▸ **Problem to work on**
In the copy, include every entry exactly but none of the images.

● ● ● ● ● ● ●

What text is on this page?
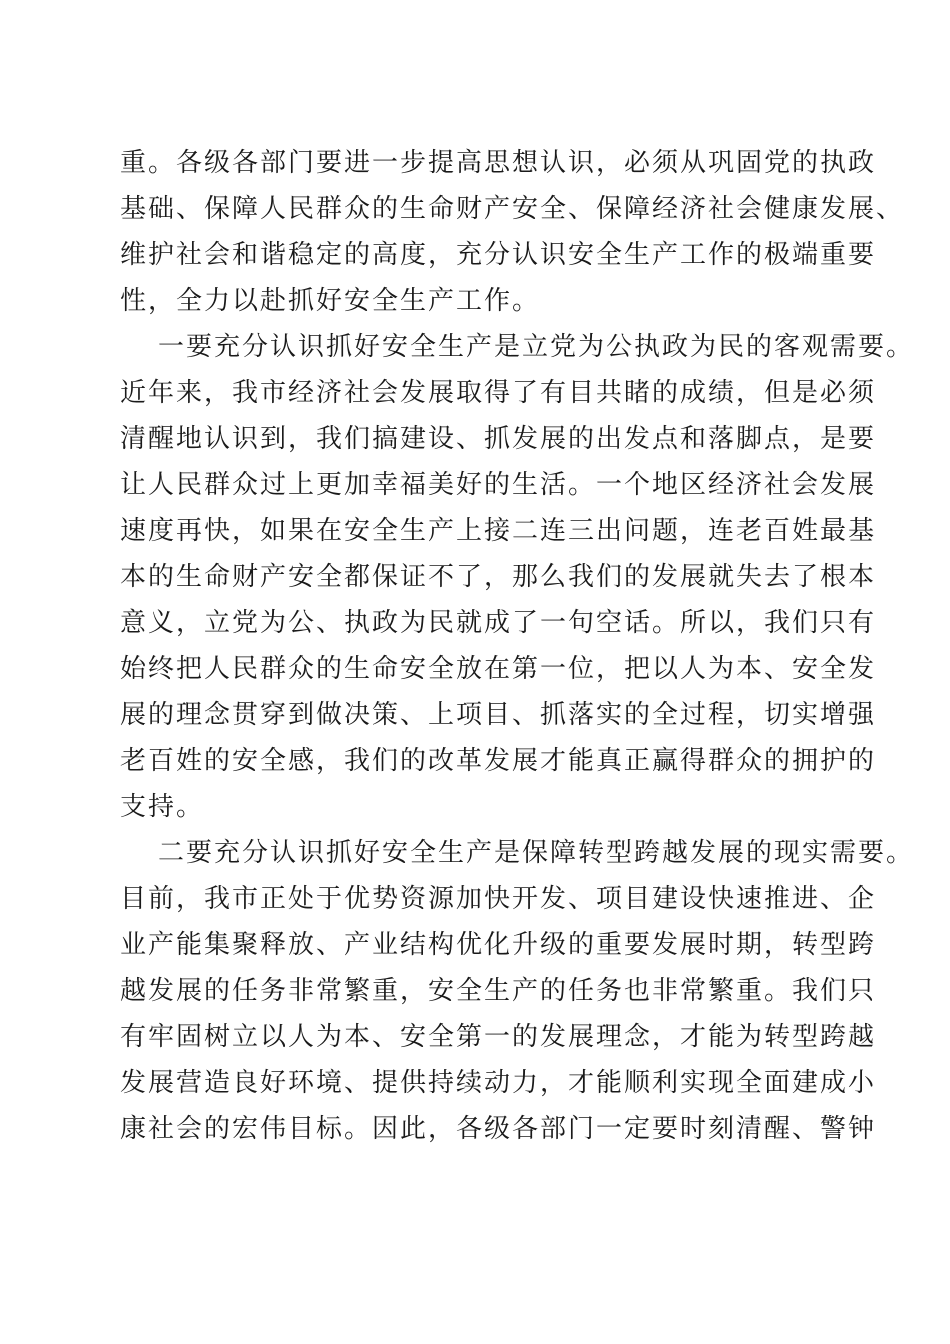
重。各级各部门要进一步提高思想认识，必须从巩固党的执政
基础、保障人民群众的生命财产安全、保障经济社会健康发展、
维护社会和谐稳定的高度，充分认识安全生产工作的极端重要
性，全力以赴抓好安全生产工作。
一要充分认识抓好安全生产是立党为公执政为民的客观需要。
近年来，我市经济社会发展取得了有目共睹的成绩，但是必须
清醒地认识到，我们搞建设、抓发展的出发点和落脚点，是要
让人民群众过上更加幸福美好的生活。一个地区经济社会发展
速度再快，如果在安全生产上接二连三出问题，连老百姓最基
本的生命财产安全都保证不了，那么我们的发展就失去了根本
意义，立党为公、执政为民就成了一句空话。所以，我们只有
始终把人民群众的生命安全放在第一位，把以人为本、安全发
展的理念贯穿到做决策、上项目、抓落实的全过程，切实增强
老百姓的安全感，我们的改革发展才能真正赢得群众的拥护的
支持。
二要充分认识抓好安全生产是保障转型跨越发展的现实需要。
目前，我市正处于优势资源加快开发、项目建设快速推进、企
业产能集聚释放、产业结构优化升级的重要发展时期，转型跨
越发展的任务非常繁重，安全生产的任务也非常繁重。我们只
有牢固树立以人为本、安全第一的发展理念，才能为转型跨越
发展营造良好环境、提供持续动力，才能顺利实现全面建成小
康社会的宏伟目标。因此，各级各部门一定要时刻清醒、警钟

● ● ● ● ● ● ●

▸ **Expected output**
What text is on this page?
重。各级各部门要进一步提高思想认识，必须从巩固党的执政
基础、保障人民群众的生命财产安全、保障经济社会健康发展、
维护社会和谐稳定的高度，充分认识安全生产工作的极端重要
性，全力以赴抓好安全生产工作。
一要充分认识抓好安全生产是立党为公执政为民的客观需要。
近年来，我市经济社会发展取得了有目共睹的成绩，但是必须
清醒地认识到，我们搞建设、抓发展的出发点和落脚点，是要
让人民群众过上更加幸福美好的生活。一个地区经济社会发展
速度再快，如果在安全生产上接二连三出问题，连老百姓最基
本的生命财产安全都保证不了，那么我们的发展就失去了根本
意义，立党为公、执政为民就成了一句空话。所以，我们只有
始终把人民群众的生命安全放在第一位，把以人为本、安全发
展的理念贯穿到做决策、上项目、抓落实的全过程，切实增强
老百姓的安全感，我们的改革发展才能真正赢得群众的拥护的
支持。
二要充分认识抓好安全生产是保障转型跨越发展的现实需要。
目前，我市正处于优势资源加快开发、项目建设快速推进、企
业产能集聚释放、产业结构优化升级的重要发展时期，转型跨
越发展的任务非常繁重，安全生产的任务也非常繁重。我们只
有牢固树立以人为本、安全第一的发展理念，才能为转型跨越
发展营造良好环境、提供持续动力，才能顺利实现全面建成小
康社会的宏伟目标。因此，各级各部门一定要时刻清醒、警钟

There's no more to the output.